▶ TEXT ZUR ANALYSE
-=-=-=-=-
/Vodafone führt unbegrenzte Datennutzung für bestimmte Apps ein

Vodafone führt unbegrenzte Datennutzung für bestimmte Apps ein

Die SIM-Karte ist ein Schlüssel-Element für jedes Handy. Hier ein Exemplar von Vodafone.

(Bild: dpa, Martin Gerten)

Die Telekom machte es mit “StreamOn” vor; nun bietet auch Vodafone Optionen für Mobilfunktarife an, bei denen der Datenverbrauch bestimmter Apps nicht aufs Volumen angerechnet wird.

Vodafone bietet seinen Mobilfunk-Kunden bald auch eine Daten-Flatrate für bestimmte Dienste und Apps an. Daten-intensive Angebote wie Videos über Amazon Prime oder Netflix sowie Musikstreaming über Napster oder Deezer werden künftig nicht mehr auf das Volumenkonto des Nutzer angerechnet, wenn dieser einen entsprechenden Vodafone Pass erwirbt. Die Telekom hatte bereits im April für die mobile Nutzung datenintensiver Dienste einen speziellen Tarif (“StreamOn”) eingeführt, dafür allerdings auch Kritik von Verbraucherschützern geerntet. Das Vodafone-Angebot soll ab 26. Oktober bereitstehen.

Vodafone-Kunden können dann in den Tarifen Red und Young bis zu vier verschiedene Pässe abonnieren, etwa für Video, Musik, für Chats sowie für die Nutzung sozialer Netzwerke. Beim Vertragsabschluss ist ein Pass kostenlos enthalten, weitere Pässe sollen je fünf Euro pro Monat kosten, ein Video-Pass schlägt mit 10 Euro zu Buche. Zu den ersten Partner-Apps gehören Facebook Messenger, Telegram, Threema und WhatsApp, Facebook, Instagram, Pinterest und Twitter, Amazon Music, Deezer, Napster und Soudcloud, Amazon Prime Vieo, Netflix sowie Sky Go und Vevo. Weitere sollen folgen.
-=-=-=-=-
▶ GEGEBENE DATEN
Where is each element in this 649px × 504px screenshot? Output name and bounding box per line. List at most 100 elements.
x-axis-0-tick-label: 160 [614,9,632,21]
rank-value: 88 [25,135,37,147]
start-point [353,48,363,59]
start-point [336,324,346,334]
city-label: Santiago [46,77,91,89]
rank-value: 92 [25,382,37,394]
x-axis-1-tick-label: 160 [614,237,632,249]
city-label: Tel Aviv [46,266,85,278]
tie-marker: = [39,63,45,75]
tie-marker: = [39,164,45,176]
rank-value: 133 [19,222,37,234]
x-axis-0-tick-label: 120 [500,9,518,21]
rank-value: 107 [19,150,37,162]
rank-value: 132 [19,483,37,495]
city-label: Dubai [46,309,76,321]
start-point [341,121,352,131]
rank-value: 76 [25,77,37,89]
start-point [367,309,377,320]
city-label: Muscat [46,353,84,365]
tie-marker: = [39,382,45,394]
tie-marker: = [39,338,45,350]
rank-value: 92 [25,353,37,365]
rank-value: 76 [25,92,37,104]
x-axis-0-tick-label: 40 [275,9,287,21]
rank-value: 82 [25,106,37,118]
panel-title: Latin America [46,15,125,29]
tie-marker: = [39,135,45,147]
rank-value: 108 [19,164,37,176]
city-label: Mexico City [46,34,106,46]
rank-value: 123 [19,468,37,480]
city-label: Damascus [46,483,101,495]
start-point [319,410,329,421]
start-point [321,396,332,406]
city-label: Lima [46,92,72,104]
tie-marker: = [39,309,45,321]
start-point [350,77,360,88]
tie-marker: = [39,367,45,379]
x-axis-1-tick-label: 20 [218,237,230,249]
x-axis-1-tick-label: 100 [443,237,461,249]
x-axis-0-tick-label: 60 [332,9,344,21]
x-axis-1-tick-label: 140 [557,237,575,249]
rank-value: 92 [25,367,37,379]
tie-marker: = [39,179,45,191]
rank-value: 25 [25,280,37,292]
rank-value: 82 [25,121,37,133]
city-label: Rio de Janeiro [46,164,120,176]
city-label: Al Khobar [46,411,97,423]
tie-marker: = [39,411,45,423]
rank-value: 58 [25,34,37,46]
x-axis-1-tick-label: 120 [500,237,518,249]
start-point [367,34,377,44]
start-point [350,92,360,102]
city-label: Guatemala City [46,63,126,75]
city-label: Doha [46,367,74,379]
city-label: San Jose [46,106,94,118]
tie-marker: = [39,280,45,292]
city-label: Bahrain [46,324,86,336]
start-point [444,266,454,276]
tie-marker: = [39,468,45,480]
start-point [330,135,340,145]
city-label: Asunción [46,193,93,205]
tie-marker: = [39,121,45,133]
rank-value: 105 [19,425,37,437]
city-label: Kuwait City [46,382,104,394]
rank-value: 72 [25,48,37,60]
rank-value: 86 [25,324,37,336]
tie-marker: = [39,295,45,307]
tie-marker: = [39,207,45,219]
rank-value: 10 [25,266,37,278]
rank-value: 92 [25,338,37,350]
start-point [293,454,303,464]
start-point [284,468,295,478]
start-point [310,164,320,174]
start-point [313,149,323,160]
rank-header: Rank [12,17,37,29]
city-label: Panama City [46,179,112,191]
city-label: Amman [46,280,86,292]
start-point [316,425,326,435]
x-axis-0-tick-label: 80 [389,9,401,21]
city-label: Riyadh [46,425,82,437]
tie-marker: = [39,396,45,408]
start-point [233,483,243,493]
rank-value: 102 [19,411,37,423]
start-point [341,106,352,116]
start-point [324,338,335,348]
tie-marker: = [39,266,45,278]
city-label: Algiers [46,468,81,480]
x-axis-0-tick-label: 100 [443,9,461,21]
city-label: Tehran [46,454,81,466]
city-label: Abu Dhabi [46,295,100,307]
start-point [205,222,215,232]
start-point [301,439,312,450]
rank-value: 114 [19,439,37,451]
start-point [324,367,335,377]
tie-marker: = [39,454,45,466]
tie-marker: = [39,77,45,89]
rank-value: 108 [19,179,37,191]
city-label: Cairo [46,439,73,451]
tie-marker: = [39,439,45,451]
-=-=-=-=-
▶ AUFGABENSTELLUNG
Geben Sie aus dem Text über die Vodafone-Pässe den Abschnitt wörtlich wieder, beginnend bei „Die Telekom machte“ und endend bei „Volumen angerechnet wird.“. Die Daten sind hierfür ohne Belang.

▶ LÖSUNG
Die Telekom machte es mit “StreamOn” vor; nun bietet auch Vodafone Optionen für Mobilfunktarife an, bei denen der Datenverbrauch bestimmter Apps nicht aufs Volumen angerechnet wird.